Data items
────

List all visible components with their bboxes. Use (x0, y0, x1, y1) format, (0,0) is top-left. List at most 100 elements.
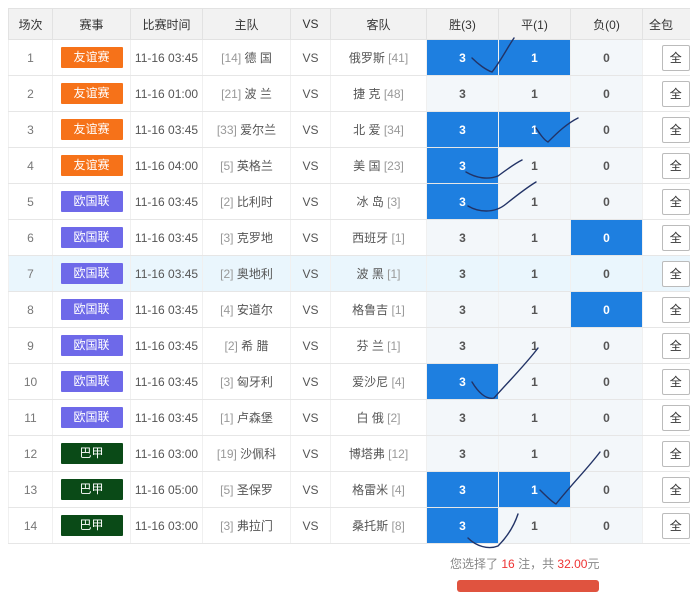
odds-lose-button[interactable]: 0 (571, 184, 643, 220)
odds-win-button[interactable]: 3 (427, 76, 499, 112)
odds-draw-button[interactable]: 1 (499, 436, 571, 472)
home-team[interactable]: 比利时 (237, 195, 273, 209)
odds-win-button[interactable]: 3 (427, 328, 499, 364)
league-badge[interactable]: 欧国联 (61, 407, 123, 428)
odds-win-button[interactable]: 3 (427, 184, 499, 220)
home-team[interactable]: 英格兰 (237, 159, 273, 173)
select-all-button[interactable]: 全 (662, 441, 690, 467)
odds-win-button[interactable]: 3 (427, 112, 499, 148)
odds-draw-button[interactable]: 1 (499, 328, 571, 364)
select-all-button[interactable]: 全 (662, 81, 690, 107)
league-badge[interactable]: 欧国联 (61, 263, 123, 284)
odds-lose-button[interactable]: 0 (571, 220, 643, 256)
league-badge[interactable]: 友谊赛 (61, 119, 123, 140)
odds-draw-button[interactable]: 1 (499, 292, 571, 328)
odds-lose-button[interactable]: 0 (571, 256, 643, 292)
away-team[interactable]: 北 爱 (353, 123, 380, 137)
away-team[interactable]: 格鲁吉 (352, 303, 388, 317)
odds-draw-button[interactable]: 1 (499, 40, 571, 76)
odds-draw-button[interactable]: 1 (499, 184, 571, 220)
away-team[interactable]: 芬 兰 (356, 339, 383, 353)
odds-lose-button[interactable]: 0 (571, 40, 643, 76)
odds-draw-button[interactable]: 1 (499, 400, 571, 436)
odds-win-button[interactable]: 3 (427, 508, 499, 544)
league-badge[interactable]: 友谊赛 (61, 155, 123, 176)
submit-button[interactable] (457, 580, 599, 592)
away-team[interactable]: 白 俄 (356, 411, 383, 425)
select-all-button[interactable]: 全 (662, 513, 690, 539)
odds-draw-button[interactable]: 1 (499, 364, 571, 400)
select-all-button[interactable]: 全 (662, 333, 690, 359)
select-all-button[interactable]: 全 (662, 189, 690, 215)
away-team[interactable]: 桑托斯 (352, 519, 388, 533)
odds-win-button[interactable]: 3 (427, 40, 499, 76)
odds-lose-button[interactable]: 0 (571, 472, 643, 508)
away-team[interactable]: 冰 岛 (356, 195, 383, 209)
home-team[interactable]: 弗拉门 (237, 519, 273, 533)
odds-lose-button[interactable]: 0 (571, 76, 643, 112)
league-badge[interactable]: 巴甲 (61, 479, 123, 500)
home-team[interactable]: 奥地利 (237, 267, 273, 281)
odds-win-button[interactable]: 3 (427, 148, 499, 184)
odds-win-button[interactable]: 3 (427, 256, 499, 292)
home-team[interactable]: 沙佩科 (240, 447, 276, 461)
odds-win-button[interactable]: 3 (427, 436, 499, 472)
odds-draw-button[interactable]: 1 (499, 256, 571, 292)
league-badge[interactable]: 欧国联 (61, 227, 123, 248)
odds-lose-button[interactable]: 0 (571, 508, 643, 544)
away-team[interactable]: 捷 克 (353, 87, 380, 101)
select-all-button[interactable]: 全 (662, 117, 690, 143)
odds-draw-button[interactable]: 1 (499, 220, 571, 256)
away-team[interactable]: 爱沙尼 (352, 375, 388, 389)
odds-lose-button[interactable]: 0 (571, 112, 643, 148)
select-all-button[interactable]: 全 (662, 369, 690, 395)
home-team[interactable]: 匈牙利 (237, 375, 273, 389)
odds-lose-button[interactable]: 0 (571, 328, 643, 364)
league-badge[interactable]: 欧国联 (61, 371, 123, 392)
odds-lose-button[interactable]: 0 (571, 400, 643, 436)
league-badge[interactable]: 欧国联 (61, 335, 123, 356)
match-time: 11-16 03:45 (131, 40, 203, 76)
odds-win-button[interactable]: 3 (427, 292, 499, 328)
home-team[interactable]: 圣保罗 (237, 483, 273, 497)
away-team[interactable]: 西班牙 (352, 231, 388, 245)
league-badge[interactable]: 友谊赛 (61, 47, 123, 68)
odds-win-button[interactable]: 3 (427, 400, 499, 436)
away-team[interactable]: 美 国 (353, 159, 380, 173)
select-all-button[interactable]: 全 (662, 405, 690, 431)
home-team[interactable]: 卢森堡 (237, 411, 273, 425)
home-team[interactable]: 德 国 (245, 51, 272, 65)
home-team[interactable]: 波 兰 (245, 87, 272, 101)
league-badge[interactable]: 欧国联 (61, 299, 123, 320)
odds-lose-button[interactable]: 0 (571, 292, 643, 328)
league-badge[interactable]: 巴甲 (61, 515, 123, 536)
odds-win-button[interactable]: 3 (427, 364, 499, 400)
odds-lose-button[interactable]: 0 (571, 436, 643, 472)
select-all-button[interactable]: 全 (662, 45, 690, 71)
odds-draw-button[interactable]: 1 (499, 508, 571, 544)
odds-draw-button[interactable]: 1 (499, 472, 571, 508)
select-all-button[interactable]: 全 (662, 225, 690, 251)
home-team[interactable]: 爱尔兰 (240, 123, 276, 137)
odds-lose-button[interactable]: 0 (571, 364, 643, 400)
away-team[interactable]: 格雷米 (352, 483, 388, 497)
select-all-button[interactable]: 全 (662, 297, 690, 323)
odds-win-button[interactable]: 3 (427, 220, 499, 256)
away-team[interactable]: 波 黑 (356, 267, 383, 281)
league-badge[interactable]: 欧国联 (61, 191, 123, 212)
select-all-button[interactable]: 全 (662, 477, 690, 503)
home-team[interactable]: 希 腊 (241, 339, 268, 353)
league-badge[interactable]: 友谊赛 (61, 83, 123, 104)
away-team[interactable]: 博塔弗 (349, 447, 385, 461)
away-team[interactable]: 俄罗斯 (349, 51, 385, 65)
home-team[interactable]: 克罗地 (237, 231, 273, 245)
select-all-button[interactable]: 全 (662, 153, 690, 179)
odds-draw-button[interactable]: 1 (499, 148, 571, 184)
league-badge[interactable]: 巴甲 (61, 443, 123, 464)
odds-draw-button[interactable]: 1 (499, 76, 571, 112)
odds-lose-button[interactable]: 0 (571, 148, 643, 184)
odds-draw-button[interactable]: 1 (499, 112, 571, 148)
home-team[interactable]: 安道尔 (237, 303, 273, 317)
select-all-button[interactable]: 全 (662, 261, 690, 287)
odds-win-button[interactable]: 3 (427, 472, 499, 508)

────

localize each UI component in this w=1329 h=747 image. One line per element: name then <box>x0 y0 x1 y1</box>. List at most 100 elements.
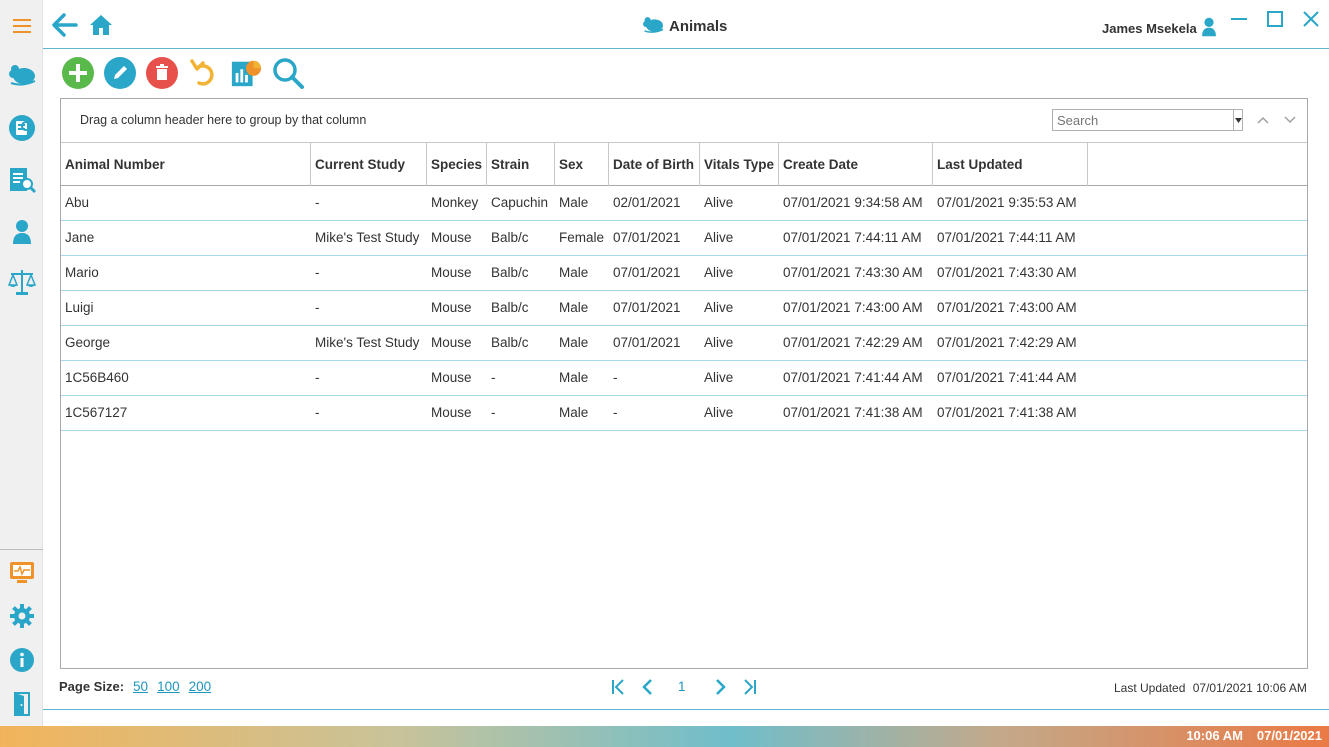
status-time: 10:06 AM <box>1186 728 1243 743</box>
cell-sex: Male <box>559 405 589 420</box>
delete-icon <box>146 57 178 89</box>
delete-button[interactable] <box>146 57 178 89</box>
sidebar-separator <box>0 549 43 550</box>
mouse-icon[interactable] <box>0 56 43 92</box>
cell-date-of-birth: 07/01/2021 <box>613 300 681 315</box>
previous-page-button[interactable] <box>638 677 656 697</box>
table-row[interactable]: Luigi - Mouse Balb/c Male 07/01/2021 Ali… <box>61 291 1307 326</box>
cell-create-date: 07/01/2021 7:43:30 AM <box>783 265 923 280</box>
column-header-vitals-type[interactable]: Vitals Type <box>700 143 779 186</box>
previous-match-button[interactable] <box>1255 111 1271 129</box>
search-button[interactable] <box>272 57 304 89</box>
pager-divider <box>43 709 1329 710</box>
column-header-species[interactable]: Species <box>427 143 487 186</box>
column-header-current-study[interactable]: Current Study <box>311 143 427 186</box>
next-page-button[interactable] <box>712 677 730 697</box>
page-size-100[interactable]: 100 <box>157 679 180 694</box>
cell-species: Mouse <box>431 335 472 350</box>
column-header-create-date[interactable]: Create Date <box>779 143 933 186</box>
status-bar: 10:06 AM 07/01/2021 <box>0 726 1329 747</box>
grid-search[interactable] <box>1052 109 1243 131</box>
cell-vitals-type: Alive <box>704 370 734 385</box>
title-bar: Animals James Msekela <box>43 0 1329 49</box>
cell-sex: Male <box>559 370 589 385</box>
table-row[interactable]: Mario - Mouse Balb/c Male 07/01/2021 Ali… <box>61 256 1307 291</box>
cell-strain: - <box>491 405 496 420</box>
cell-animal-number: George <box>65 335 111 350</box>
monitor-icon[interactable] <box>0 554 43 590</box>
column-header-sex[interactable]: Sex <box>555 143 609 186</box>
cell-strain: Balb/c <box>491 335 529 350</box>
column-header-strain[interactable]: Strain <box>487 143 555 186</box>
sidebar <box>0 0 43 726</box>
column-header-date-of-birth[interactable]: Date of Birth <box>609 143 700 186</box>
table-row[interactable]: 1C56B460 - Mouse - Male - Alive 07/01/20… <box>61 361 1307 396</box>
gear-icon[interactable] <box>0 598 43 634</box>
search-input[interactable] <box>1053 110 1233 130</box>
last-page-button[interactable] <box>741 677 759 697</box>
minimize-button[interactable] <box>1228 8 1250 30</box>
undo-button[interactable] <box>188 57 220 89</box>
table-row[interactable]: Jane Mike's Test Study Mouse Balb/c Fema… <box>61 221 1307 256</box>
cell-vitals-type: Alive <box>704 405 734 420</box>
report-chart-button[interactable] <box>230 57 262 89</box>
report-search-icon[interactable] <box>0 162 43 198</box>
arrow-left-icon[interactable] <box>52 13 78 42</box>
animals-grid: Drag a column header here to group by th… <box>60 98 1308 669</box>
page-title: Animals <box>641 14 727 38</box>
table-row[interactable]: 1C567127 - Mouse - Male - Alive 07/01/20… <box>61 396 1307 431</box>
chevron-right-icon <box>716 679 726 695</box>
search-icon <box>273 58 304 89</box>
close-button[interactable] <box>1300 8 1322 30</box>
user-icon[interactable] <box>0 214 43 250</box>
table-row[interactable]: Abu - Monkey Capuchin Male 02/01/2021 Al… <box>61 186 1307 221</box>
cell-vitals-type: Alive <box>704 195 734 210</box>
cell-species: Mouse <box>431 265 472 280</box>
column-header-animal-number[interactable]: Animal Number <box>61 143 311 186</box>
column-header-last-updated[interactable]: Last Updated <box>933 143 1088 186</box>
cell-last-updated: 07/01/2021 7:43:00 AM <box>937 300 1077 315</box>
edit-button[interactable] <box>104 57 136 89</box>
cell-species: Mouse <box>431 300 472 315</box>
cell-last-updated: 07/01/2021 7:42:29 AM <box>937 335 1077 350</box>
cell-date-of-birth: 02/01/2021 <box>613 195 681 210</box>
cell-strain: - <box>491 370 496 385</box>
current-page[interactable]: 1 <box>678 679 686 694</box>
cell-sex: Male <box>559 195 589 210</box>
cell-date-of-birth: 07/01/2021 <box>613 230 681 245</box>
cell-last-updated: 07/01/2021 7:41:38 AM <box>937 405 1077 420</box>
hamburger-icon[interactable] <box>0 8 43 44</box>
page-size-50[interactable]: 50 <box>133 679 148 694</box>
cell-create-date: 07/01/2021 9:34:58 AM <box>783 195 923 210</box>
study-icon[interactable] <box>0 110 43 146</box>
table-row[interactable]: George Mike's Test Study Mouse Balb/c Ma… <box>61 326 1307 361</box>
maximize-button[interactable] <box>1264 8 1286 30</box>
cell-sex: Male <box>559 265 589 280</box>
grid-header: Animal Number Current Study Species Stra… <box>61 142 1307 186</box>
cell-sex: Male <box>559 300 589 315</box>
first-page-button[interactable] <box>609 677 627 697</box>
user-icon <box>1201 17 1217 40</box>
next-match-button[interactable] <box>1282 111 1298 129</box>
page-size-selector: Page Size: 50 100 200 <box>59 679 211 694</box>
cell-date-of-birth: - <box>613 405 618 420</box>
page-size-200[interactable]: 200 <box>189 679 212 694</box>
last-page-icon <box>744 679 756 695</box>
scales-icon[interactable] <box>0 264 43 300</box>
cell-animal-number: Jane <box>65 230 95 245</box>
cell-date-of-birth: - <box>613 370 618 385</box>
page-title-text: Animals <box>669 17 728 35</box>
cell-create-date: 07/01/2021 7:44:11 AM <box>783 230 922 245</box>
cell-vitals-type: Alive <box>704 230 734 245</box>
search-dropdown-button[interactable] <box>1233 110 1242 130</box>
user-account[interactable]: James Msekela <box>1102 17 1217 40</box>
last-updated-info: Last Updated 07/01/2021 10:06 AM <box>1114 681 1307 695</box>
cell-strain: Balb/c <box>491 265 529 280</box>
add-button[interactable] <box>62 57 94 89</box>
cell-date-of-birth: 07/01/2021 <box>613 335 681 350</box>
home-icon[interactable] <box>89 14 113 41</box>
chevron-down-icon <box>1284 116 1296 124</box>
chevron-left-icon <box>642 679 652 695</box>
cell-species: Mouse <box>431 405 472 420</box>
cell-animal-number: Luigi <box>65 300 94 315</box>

────

_Objective_: Please rewrite the rows, beginning at the line that has "status-time: 10:06 AM" and stopping after the line that has "cell-create-date: 07/01/2021 7:43:30". Rename "previous-page-button" to "prev-page-button" and leave everything else unchanged.

_Written reply_:
status-time: 10:06 AM <box>1186 728 1243 743</box>
cell-sex: Male <box>559 405 589 420</box>
delete-icon <box>146 57 178 89</box>
delete-button[interactable] <box>146 57 178 89</box>
sidebar-separator <box>0 549 43 550</box>
mouse-icon[interactable] <box>0 56 43 92</box>
cell-date-of-birth: 07/01/2021 <box>613 300 681 315</box>
prev-page-button[interactable] <box>638 677 656 697</box>
table-row[interactable]: Luigi - Mouse Balb/c Male 07/01/2021 Ali… <box>61 291 1307 326</box>
cell-create-date: 07/01/2021 7:43:30 AM <box>783 265 923 280</box>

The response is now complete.